Passage to read:
Does your business engage in “conscious capitalism”?
When companies start to struggle, some people hope that the idea of corporate social responsibility (CSR) can help CEOs understand themselves and learn to adapt, but too often that is engulfed by traditional ways of running a company. Better to look at how we can create an organisation which runs along entirely different lines.
There exists a model which can help. John Mackey, the founder of organic food retailer Whole Foods Market has promoted the idea of “Conscious Capitalism”. On one level it represents an ideal of benevolence and goodness, and has been the starting point for those wanting to build the idea of a conscious business, where values (and CSR guidelines) define business interactions and act as an antidote to greed, corruption and social irresponsibility.
The Conscious Business Institute defines Conscious Business here:
[It] is about people who are aware of the impact their habits and actions have on their organisation and their environment … Conscious Businesses require authentic leaders that do not exercise dominance and control to reach a goal, but who are of service to the business, its people, its customers and the community.
Beyond CSR
However, Mackey’s original book went deeper and further than just CSR. Conscious Capitalism was about being awake to the consequences of business action. It was about heightening awareness of how a company operates itself, as well as how it senses and responds to the external environment. Problems like those we have seen in the banking sector, and perhaps at the troubled retail giant Tesco, might be addressed with an approach that took this into account.
This deeper definition of conscious business takes a more literal approach. A business can be more or less “conscious”. Consciousness can be viewed along a number of different dimensions. Take Fred Kofman’s, quotes from the Ayn-Rand-acolyte Nathaniel Branden, who died earlier this month and whose broad view of consciousness went beyond this simplistic “good and kind” definition used by so many:
Living consciously is a state of being mentally active rather than passive. It is the ability to look at the world through fresh eyes. It is intelligence taking joy in its own function. Living consciously is seeking to be aware of everything that bears on our interests, actions, values, purposes and goals. It is the willingness to confront facts, pleasant or unpleasant. It is the desire to discover our mistakes and correct them … It is the quest to keep expanding our awareness and understanding, both of the world external to self and of the world within.

Dataset rows:
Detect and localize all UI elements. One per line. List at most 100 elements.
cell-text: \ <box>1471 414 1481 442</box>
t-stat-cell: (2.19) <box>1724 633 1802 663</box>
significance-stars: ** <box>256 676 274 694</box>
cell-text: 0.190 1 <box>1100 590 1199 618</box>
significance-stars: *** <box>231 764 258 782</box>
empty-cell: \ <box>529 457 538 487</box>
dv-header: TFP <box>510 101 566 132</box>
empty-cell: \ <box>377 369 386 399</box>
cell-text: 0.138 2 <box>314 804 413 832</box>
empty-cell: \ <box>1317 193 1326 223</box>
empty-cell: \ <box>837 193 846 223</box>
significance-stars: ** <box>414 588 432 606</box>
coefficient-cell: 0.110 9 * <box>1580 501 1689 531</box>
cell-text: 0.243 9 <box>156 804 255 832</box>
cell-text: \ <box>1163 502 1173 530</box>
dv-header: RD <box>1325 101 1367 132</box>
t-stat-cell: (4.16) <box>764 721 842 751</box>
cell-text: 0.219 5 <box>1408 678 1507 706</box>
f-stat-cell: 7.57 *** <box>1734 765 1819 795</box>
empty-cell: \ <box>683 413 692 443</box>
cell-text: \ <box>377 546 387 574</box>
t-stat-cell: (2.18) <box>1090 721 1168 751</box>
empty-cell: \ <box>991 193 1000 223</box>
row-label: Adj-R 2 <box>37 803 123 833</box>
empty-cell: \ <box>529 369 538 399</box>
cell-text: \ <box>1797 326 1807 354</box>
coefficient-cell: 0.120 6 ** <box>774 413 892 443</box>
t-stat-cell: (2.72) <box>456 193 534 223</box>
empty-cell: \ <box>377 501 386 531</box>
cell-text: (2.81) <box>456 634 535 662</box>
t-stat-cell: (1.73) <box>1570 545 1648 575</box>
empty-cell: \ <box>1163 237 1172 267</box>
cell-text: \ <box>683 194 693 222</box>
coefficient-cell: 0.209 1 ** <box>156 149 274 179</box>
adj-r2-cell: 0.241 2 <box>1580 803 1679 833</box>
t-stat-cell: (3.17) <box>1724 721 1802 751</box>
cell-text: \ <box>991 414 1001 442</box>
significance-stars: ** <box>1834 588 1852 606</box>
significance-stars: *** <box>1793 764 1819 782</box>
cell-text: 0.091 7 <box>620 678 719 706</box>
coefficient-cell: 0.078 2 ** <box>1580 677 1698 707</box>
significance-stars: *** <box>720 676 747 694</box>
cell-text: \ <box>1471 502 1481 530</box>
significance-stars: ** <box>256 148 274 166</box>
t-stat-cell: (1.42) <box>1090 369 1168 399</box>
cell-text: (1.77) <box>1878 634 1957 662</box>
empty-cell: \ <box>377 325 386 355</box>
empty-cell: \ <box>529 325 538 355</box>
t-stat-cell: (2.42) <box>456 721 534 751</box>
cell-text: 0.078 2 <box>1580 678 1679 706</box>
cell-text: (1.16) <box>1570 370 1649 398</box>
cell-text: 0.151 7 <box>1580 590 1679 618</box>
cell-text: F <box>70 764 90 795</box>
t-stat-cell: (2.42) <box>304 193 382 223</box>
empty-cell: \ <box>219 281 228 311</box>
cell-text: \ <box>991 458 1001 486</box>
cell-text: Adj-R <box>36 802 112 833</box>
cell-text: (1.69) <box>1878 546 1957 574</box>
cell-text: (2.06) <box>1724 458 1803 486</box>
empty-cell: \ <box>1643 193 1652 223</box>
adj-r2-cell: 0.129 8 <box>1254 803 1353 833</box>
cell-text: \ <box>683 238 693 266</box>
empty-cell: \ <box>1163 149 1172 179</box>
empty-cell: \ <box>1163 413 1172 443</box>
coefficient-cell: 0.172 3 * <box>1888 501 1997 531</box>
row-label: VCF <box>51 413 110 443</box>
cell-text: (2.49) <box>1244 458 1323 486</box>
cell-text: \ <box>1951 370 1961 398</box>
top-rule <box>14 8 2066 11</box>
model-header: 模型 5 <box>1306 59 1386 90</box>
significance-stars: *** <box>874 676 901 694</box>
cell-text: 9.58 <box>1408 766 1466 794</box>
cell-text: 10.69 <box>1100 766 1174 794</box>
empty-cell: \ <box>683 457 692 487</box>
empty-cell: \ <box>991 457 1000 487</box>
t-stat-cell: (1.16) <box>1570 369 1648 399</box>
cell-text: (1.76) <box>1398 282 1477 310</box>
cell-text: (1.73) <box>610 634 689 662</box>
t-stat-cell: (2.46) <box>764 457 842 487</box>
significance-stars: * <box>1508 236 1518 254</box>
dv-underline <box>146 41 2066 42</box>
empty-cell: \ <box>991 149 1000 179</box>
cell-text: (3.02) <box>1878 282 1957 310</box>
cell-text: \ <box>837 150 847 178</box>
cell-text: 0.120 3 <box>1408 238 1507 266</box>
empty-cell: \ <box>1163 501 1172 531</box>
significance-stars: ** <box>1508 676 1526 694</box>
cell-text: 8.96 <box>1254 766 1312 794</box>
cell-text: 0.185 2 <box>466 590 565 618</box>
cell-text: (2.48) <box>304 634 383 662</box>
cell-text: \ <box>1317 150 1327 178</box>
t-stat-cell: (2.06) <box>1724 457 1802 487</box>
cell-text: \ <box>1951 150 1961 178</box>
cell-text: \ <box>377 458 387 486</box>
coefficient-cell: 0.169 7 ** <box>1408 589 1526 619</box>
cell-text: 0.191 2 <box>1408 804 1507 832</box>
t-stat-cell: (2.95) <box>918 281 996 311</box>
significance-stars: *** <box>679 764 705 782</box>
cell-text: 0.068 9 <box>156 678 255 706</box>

Problem requirements: Please repeat the stretch of the article on conscious capitalism from "The Conscious Business" through "this into account." word for word. The material above has nothing to do with the article on conscious capitalism.

In response:
The Conscious Business Institute defines Conscious Business here:
[It] is about people who are aware of the impact their habits and actions have on their organisation and their environment … Conscious Businesses require authentic leaders that do not exercise dominance and control to reach a goal, but who are of service to the business, its people, its customers and the community.
Beyond CSR
However, Mackey’s original book went deeper and further than just CSR. Conscious Capitalism was about being awake to the consequences of business action. It was about heightening awareness of how a company operates itself, as well as how it senses and responds to the external environment. Problems like those we have seen in the banking sector, and perhaps at the troubled retail giant Tesco, might be addressed with an approach that took this into account.